• TASK DETAILS
Retype the material in full, keeping every word the same.

------------------------------

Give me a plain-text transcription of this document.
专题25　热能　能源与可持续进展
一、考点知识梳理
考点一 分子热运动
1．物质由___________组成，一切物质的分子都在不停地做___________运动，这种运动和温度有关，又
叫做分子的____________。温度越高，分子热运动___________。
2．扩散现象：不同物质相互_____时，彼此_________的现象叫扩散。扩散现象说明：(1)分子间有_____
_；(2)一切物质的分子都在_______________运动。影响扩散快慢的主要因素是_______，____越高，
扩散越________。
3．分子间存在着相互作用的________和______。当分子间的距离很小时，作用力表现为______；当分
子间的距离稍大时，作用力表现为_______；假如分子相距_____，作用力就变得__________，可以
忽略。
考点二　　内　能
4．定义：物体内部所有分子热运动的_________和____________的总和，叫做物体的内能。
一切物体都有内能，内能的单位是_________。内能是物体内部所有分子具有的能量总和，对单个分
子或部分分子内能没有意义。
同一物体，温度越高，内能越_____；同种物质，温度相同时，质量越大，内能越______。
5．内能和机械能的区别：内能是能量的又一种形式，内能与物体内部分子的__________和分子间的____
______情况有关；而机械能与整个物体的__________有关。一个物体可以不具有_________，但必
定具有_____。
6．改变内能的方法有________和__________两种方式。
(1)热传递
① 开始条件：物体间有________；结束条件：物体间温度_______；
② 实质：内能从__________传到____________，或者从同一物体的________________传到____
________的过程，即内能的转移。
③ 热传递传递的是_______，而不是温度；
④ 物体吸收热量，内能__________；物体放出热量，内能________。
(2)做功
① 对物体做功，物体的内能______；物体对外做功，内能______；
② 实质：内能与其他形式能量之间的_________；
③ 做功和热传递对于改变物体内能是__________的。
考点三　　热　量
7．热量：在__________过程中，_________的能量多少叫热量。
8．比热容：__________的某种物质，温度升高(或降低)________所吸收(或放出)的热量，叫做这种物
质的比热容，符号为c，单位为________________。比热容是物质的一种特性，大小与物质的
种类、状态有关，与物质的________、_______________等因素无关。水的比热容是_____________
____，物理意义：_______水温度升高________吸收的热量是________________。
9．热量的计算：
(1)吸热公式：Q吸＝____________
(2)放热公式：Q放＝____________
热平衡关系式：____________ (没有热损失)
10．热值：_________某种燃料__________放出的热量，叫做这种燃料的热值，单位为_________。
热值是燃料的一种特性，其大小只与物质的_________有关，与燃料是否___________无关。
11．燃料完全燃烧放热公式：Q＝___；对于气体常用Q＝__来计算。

------------------------------

• WRITTEN REPLY
Give me a plain-text transcription of this document.
专题25　热能　能源与可持续进展
一、考点知识梳理
考点一 分子热运动
1．物质由___________组成，一切物质的分子都在不停地做___________运动，这种运动和温度有关，又
叫做分子的____________。温度越高，分子热运动___________。
2．扩散现象：不同物质相互_____时，彼此_________的现象叫扩散。扩散现象说明：(1)分子间有_____
_；(2)一切物质的分子都在_______________运动。影响扩散快慢的主要因素是_______，____越高，
扩散越________。
3．分子间存在着相互作用的________和______。当分子间的距离很小时，作用力表现为______；当分
子间的距离稍大时，作用力表现为_______；假如分子相距_____，作用力就变得__________，可以
忽略。
考点二　　内　能
4．定义：物体内部所有分子热运动的_________和____________的总和，叫做物体的内能。
一切物体都有内能，内能的单位是_________。内能是物体内部所有分子具有的能量总和，对单个分
子或部分分子内能没有意义。
同一物体，温度越高，内能越_____；同种物质，温度相同时，质量越大，内能越______。
5．内能和机械能的区别：内能是能量的又一种形式，内能与物体内部分子的__________和分子间的____
______情况有关；而机械能与整个物体的__________有关。一个物体可以不具有_________，但必
定具有_____。
6．改变内能的方法有________和__________两种方式。
(1)热传递
① 开始条件：物体间有________；结束条件：物体间温度_______；
② 实质：内能从__________传到____________，或者从同一物体的________________传到____
________的过程，即内能的转移。
③ 热传递传递的是_______，而不是温度；
④ 物体吸收热量，内能__________；物体放出热量，内能________。
(2)做功
① 对物体做功，物体的内能______；物体对外做功，内能______；
② 实质：内能与其他形式能量之间的_________；
③ 做功和热传递对于改变物体内能是__________的。
考点三　　热　量
7．热量：在__________过程中，_________的能量多少叫热量。
8．比热容：__________的某种物质，温度升高(或降低)________所吸收(或放出)的热量，叫做这种物
质的比热容，符号为c，单位为________________。比热容是物质的一种特性，大小与物质的
种类、状态有关，与物质的________、_______________等因素无关。水的比热容是_____________
____，物理意义：_______水温度升高________吸收的热量是________________。
9．热量的计算：
(1)吸热公式：Q吸＝____________
(2)放热公式：Q放＝____________
热平衡关系式：____________ (没有热损失)
10．热值：_________某种燃料__________放出的热量，叫做这种燃料的热值，单位为_________。
热值是燃料的一种特性，其大小只与物质的_________有关，与燃料是否___________无关。
11．燃料完全燃烧放热公式：Q＝___；对于气体常用Q＝__来计算。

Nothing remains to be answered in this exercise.